** START DATASET ENTRIES **
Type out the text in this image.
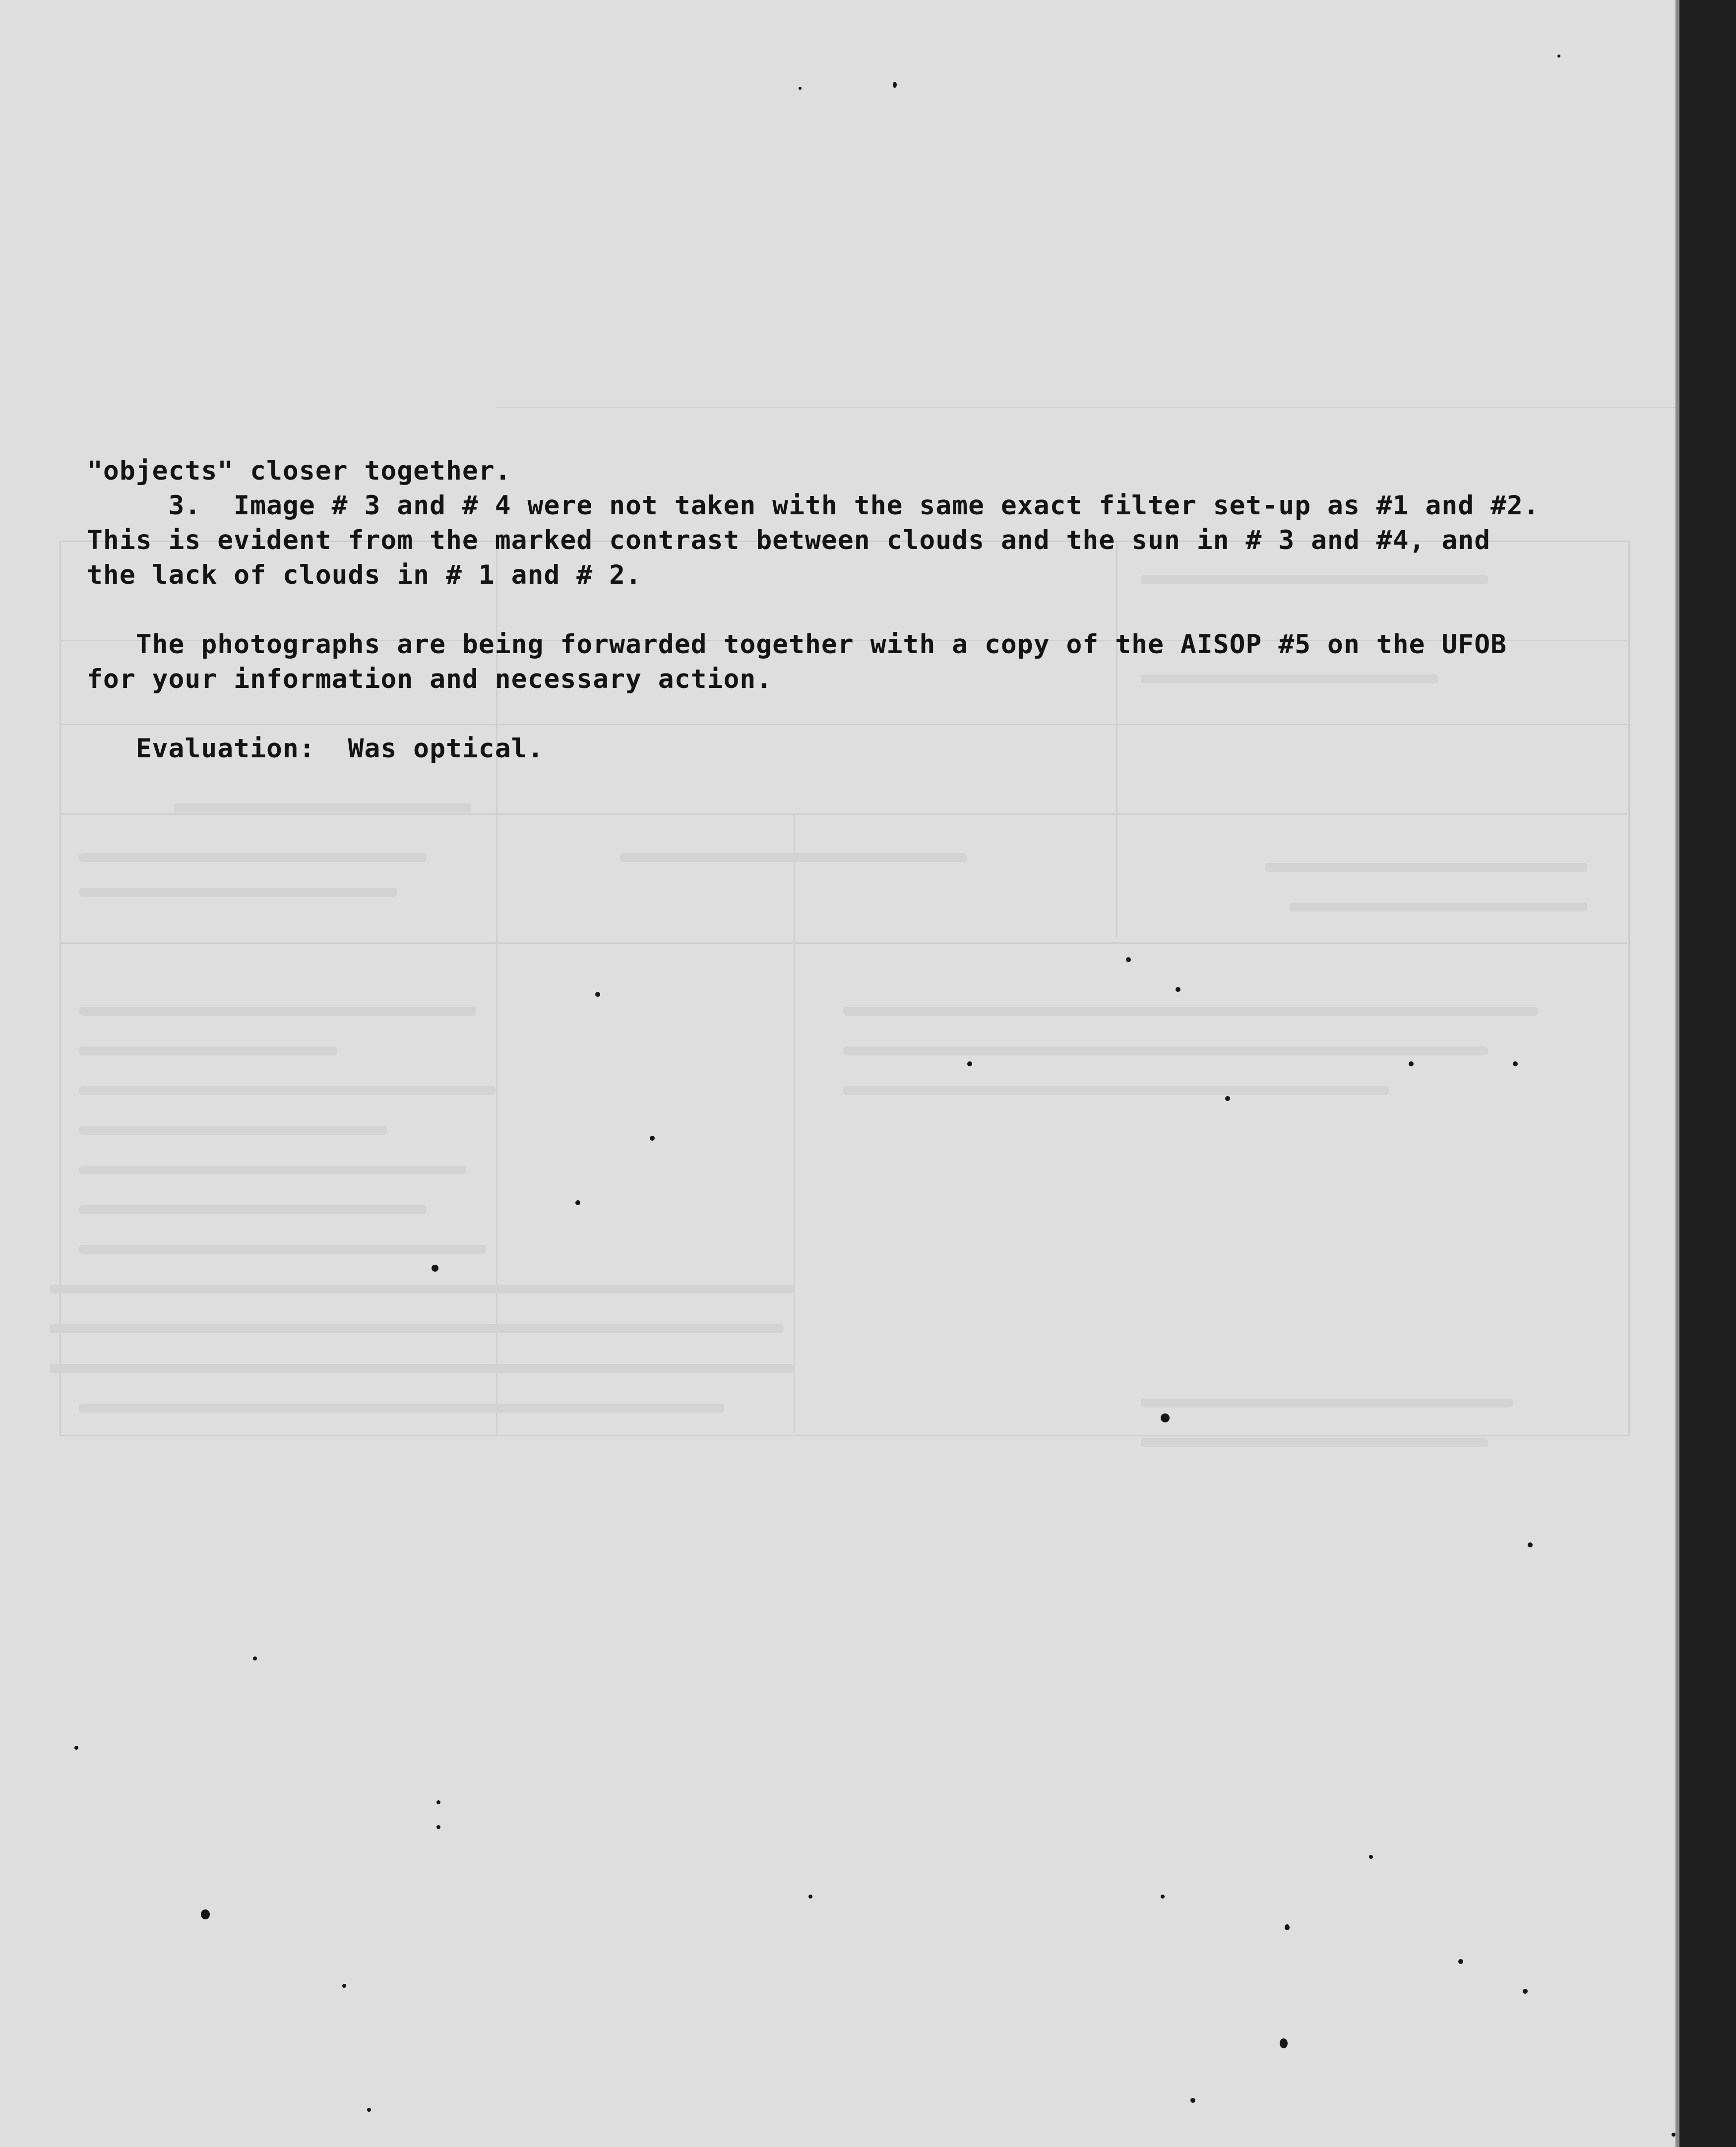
"objects" closer together.

3.  Image # 3 and # 4 were not taken with the same exact filter set-up as #1 and #2.

This is evident from the marked contrast between clouds and the sun in # 3 and #4, and

the lack of clouds in # 1 and # 2.

The photographs are being forwarded together with a copy of the AISOP #5 on the UFOB

for your information and necessary action.

Evaluation:  Was optical.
** END DATASET ENTRIES **
* _WHAT IS BEING ASKED_
All of the records need repeating exactly, except for the pictures.

* _ANSWER TO THIS PROBLEM_
Type out the text in this image.
"objects" closer together.

3.  Image # 3 and # 4 were not taken with the same exact filter set-up as #1 and #2.

This is evident from the marked contrast between clouds and the sun in # 3 and #4, and

the lack of clouds in # 1 and # 2.

The photographs are being forwarded together with a copy of the AISOP #5 on the UFOB

for your information and necessary action.

Evaluation:  Was optical.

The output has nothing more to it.